**The exercise:** Copy out lines with the word "caption" from the material that follows.

- - -

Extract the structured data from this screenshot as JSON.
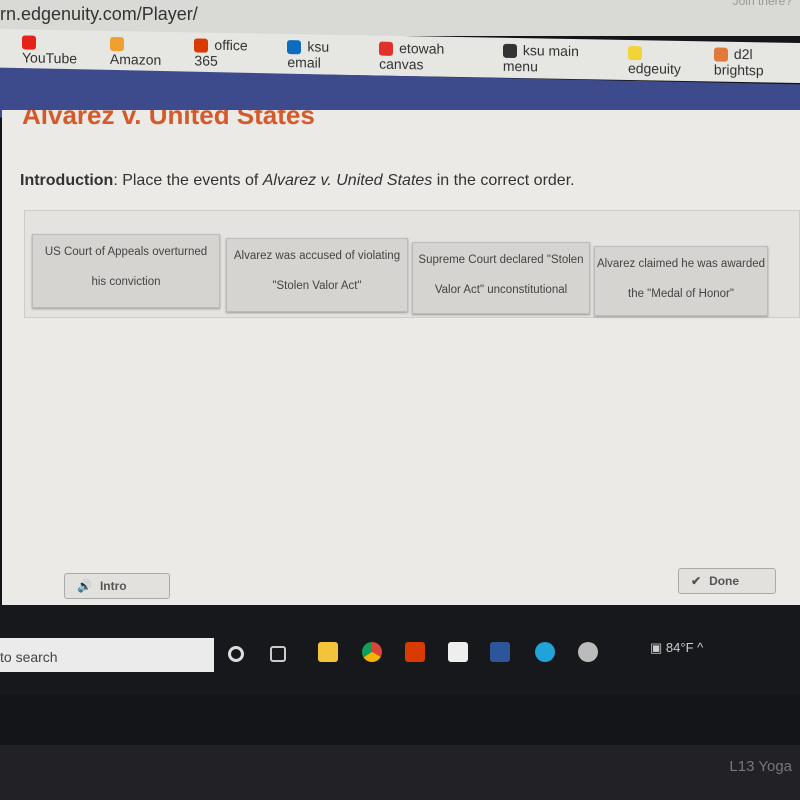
{
  "browser": {
    "url": "rn.edgenuity.com/Player/",
    "top_right_text": "Join there?",
    "bookmarks": [
      {
        "label": "YouTube",
        "icon": "youtube-icon",
        "color": "#e62117"
      },
      {
        "label": "Amazon",
        "icon": "amazon-icon",
        "color": "#f0a030"
      },
      {
        "label": "office 365",
        "icon": "office-icon",
        "color": "#d83b01"
      },
      {
        "label": "ksu email",
        "icon": "outlook-icon",
        "color": "#0f6cbd"
      },
      {
        "label": "etowah canvas",
        "icon": "canvas-icon",
        "color": "#e0322b"
      },
      {
        "label": "ksu main menu",
        "icon": "globe-icon",
        "color": "#333333"
      },
      {
        "label": "edgeuity",
        "icon": "lightbulb-icon",
        "color": "#f3d23a"
      },
      {
        "label": "d2l brightsp",
        "icon": "d2l-icon",
        "color": "#e07a3a"
      }
    ]
  },
  "lesson": {
    "title": "Alvarez v. United States",
    "intro_label": "Introduction",
    "intro_text_1": ": Place the events of ",
    "intro_case": "Alvarez v. United States",
    "intro_text_2": " in the correct order.",
    "cards": [
      {
        "line1": "US Court of Appeals overturned",
        "line2": "his conviction"
      },
      {
        "line1": "Alvarez was accused of violating",
        "line2": "\"Stolen Valor Act\""
      },
      {
        "line1": "Supreme Court declared \"Stolen",
        "line2": "Valor Act\" unconstitutional"
      },
      {
        "line1": "Alvarez claimed he was awarded",
        "line2": "the \"Medal of Honor\""
      }
    ],
    "intro_button": "Intro",
    "done_button": "Done"
  },
  "taskbar": {
    "search_placeholder": "to search",
    "temperature": "84°F"
  },
  "device_label": "L13 Yoga"
}
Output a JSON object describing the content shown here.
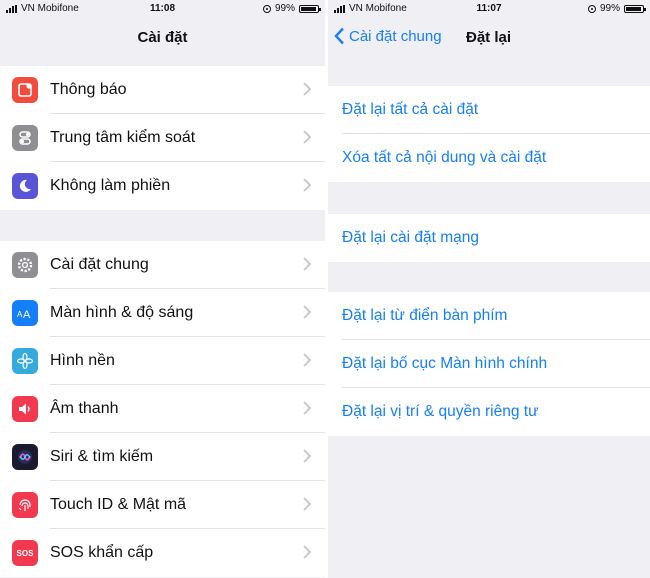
{
  "left": {
    "status": {
      "carrier": "VN Mobifone",
      "time": "11:08",
      "battery": "99%"
    },
    "nav": {
      "title": "Cài đặt"
    },
    "group1": [
      {
        "label": "Thông báo",
        "icon": "notification-icon",
        "color": "#f24c3d"
      },
      {
        "label": "Trung tâm kiểm soát",
        "icon": "control-center-icon",
        "color": "#8e8e93"
      },
      {
        "label": "Không làm phiền",
        "icon": "moon-icon",
        "color": "#5856d6"
      }
    ],
    "group2": [
      {
        "label": "Cài đặt chung",
        "icon": "gear-icon",
        "color": "#8e8e93"
      },
      {
        "label": "Màn hình & độ sáng",
        "icon": "text-size-icon",
        "color": "#157efb"
      },
      {
        "label": "Hình nền",
        "icon": "wallpaper-icon",
        "color": "#35aadc"
      },
      {
        "label": "Âm thanh",
        "icon": "speaker-icon",
        "color": "#f2394f"
      },
      {
        "label": "Siri & tìm kiếm",
        "icon": "siri-icon",
        "color": "#1b1b2e"
      },
      {
        "label": "Touch ID & Mật mã",
        "icon": "fingerprint-icon",
        "color": "#f2394f"
      },
      {
        "label": "SOS khẩn cấp",
        "icon": "sos-icon",
        "color": "#f2394f",
        "icon_text": "SOS"
      }
    ]
  },
  "right": {
    "status": {
      "carrier": "VN Mobifone",
      "time": "11:07",
      "battery": "99%"
    },
    "nav": {
      "back": "Cài đặt chung",
      "title": "Đặt lại"
    },
    "group1": [
      "Đặt lại tất cả cài đặt",
      "Xóa tất cả nội dung và cài đặt"
    ],
    "group2": [
      "Đặt lại cài đặt mạng"
    ],
    "group3": [
      "Đặt lại từ điển bàn phím",
      "Đặt lại bố cục Màn hình chính",
      "Đặt lại vị trí & quyền riêng tư"
    ]
  },
  "colors": {
    "accent": "#157efb",
    "background": "#efeff4"
  }
}
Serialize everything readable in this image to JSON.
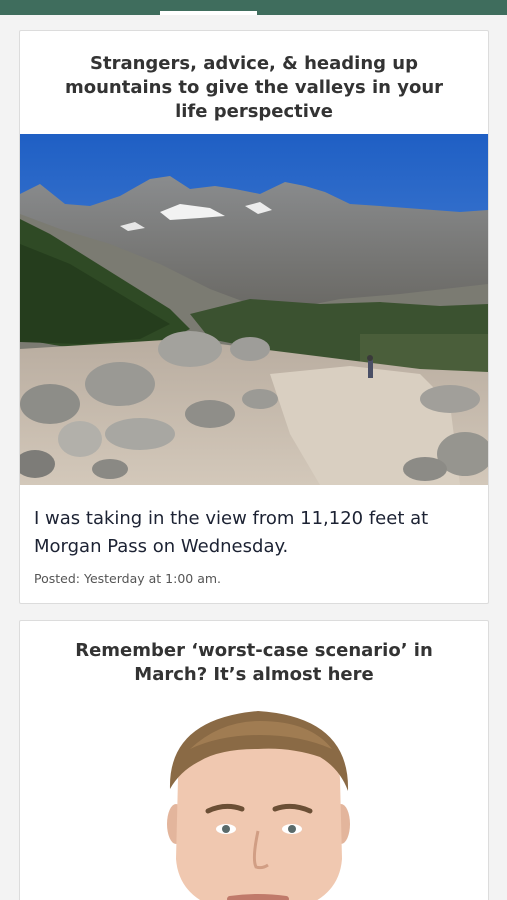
{
  "colors": {
    "topbar": "#3f6d5d",
    "background": "#f3f3f3",
    "card_title": "#333333",
    "caption": "#1c2233"
  },
  "feed": {
    "cards": [
      {
        "title": "Strangers, advice, & heading up mountains to give the valleys in your life perspective",
        "image_alt": "mountain-pass-photo",
        "caption": "I was taking in the view from 11,120 feet at Morgan Pass on Wednesday.",
        "posted": "Posted: Yesterday at 1:00 am."
      },
      {
        "title": "Remember ‘worst-case scenario’ in March? It’s almost here",
        "image_alt": "columnist-portrait"
      }
    ]
  }
}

- - -

**Solution below:**
    "caption": "#1c2233"
        "caption": "I was taking in the view from 11,120 feet at Morgan Pass on Wednesday.",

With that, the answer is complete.